##### Raw data #####
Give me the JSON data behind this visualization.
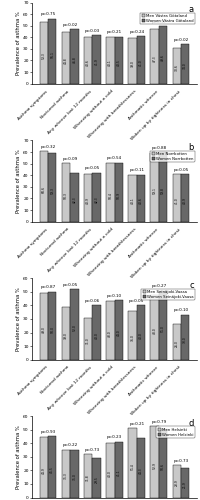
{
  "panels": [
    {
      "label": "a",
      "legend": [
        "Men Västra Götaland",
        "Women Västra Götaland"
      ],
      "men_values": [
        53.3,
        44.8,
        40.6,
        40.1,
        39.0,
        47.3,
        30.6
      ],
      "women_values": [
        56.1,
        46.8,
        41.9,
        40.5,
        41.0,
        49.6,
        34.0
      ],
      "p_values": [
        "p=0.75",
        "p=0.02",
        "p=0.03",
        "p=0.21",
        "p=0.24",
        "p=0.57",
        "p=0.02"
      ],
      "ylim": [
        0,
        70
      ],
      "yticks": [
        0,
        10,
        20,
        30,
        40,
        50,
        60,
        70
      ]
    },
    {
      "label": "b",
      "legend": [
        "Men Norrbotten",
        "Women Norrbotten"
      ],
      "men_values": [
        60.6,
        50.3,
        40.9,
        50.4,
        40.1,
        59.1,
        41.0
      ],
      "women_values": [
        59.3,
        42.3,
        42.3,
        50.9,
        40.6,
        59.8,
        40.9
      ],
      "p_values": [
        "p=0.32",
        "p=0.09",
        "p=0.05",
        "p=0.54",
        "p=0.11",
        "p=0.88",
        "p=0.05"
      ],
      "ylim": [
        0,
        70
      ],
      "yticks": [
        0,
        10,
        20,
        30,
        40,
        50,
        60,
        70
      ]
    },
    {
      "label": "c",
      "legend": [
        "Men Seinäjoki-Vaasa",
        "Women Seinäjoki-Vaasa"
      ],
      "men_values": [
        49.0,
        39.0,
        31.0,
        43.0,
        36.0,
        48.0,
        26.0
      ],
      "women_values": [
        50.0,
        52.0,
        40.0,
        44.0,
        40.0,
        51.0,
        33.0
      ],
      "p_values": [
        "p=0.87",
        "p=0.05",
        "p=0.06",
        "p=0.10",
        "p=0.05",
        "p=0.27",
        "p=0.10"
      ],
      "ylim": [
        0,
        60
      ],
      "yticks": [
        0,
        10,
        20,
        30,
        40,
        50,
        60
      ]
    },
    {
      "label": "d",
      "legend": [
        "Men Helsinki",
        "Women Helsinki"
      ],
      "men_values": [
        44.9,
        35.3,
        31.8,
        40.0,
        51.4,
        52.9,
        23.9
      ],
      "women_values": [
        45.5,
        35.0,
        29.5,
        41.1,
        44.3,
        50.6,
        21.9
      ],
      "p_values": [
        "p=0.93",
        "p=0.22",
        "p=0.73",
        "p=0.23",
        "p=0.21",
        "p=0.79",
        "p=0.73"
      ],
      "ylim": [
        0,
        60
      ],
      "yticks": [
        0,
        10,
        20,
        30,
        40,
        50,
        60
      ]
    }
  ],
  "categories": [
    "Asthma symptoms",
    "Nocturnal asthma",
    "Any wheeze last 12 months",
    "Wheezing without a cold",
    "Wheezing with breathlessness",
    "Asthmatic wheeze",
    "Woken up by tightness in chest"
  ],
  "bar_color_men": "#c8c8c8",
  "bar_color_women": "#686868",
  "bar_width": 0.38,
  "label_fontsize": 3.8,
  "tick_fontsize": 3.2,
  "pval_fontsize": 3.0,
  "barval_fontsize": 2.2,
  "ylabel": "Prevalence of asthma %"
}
#####
> Your task
Show the lines where the word "Götaland" appears in the entries.

> Task solution
        "Men Västra Götaland",
        "Women Västra Götaland"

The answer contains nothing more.